Instructions for the task: Every line with the word "바로가기" in it should be extracted from the data that follows.

--- Begin ---

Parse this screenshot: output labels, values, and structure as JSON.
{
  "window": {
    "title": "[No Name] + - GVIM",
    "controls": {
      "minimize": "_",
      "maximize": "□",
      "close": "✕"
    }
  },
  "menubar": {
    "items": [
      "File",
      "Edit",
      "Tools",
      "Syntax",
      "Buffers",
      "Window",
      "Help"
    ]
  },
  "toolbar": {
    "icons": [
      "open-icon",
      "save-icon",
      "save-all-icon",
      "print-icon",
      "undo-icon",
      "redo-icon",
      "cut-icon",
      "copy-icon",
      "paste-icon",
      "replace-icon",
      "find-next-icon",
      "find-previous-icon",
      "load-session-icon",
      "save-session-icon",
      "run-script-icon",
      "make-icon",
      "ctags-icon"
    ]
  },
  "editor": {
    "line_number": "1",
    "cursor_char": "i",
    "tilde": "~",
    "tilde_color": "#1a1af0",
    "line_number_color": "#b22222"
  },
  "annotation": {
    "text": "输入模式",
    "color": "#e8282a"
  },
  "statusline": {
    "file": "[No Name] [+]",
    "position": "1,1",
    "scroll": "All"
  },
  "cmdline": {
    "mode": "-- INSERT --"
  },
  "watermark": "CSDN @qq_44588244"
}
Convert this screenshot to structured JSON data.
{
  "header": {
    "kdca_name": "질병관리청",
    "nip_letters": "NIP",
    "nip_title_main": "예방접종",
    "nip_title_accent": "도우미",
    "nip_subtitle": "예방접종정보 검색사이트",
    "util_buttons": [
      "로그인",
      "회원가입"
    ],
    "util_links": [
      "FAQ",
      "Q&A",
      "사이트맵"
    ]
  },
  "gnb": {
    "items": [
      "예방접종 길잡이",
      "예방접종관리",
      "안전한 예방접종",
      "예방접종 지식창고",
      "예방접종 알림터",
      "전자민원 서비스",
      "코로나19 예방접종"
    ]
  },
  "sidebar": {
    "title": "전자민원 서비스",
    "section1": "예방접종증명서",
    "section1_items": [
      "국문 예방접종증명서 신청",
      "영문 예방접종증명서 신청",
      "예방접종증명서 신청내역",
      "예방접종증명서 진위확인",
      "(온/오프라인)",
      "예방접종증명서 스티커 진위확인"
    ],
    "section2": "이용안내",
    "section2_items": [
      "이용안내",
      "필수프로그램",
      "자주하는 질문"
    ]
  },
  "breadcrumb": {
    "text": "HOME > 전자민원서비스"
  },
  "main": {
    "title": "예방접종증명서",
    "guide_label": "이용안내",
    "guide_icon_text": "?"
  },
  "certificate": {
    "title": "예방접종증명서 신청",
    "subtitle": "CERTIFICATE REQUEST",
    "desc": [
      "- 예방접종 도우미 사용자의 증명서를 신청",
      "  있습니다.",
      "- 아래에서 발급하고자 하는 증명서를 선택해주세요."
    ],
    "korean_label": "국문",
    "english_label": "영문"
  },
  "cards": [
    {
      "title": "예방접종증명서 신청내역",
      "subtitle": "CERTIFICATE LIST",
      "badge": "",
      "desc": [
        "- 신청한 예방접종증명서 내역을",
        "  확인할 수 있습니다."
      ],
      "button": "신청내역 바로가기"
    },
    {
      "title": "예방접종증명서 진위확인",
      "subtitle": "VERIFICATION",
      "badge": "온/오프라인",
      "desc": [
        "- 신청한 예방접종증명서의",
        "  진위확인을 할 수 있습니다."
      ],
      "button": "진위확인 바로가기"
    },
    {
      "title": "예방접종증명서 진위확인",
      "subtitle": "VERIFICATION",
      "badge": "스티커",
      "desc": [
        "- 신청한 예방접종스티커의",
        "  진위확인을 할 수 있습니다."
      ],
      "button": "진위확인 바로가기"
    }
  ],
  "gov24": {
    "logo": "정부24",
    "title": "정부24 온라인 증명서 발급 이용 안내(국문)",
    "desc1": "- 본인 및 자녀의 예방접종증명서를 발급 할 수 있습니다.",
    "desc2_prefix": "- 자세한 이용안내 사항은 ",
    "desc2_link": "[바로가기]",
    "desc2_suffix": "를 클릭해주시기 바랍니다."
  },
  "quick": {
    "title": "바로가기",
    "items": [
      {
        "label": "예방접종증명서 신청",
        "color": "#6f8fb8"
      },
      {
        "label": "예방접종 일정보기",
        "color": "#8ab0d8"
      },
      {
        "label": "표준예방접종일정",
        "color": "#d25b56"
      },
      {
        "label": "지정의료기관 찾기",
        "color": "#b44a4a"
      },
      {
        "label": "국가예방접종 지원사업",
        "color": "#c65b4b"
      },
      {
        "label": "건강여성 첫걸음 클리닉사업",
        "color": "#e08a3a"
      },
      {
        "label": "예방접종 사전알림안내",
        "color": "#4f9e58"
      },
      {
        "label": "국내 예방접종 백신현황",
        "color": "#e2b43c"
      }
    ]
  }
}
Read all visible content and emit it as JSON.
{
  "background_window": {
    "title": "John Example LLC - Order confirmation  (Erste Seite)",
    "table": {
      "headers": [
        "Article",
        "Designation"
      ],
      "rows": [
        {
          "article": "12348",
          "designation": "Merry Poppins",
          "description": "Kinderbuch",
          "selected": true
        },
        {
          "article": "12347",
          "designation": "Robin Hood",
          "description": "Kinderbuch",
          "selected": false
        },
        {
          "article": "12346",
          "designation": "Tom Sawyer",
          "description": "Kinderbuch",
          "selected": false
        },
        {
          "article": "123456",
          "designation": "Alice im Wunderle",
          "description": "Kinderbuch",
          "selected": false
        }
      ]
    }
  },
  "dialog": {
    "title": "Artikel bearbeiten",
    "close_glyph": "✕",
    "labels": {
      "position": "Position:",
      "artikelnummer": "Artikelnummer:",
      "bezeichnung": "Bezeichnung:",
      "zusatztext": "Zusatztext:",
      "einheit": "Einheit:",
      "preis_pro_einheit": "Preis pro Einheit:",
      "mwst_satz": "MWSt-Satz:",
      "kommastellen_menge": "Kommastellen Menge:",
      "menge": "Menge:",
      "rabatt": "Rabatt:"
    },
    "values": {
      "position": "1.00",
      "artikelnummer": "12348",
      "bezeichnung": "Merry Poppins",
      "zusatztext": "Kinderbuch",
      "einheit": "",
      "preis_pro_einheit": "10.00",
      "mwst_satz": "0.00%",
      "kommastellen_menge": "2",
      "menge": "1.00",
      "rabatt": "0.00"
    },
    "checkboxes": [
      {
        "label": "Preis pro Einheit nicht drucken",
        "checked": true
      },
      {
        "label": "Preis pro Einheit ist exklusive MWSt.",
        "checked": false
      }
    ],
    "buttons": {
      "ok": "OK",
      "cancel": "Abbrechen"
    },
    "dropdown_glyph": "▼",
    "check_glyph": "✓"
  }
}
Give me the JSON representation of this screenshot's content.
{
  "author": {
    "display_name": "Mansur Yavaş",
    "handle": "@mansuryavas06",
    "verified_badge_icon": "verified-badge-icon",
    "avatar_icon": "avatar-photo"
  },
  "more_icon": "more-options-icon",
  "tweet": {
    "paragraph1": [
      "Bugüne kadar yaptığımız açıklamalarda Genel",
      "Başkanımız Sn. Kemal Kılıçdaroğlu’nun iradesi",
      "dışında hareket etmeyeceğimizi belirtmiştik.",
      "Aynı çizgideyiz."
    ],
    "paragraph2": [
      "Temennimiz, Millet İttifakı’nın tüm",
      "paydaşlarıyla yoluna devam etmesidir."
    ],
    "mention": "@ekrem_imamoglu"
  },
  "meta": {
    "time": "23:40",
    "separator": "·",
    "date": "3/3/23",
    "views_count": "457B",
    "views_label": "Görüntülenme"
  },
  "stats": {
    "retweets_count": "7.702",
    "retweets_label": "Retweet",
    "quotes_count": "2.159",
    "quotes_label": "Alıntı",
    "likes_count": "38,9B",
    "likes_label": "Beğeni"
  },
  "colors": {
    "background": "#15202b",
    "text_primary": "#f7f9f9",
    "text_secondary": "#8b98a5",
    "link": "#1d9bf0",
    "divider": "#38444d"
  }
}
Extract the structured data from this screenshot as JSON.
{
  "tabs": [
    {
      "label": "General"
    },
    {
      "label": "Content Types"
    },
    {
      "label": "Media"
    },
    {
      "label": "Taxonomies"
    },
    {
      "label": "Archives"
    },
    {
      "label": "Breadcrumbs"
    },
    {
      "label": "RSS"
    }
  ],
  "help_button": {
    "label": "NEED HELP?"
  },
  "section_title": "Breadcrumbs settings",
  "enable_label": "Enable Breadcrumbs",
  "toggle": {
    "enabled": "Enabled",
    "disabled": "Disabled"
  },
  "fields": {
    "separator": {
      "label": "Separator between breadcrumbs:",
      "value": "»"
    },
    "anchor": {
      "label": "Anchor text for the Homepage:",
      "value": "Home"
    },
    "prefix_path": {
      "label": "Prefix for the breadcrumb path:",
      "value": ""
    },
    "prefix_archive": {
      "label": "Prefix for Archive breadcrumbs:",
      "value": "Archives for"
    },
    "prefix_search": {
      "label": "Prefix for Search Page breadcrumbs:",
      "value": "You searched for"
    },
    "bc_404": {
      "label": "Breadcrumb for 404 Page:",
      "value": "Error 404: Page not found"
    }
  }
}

--- End ---

Correct result:
      "button": "신청내역 바로가기"
      "button": "진위확인 바로가기"
      "button": "진위확인 바로가기"
    "desc2_link": "[바로가기]",
    "title": "바로가기",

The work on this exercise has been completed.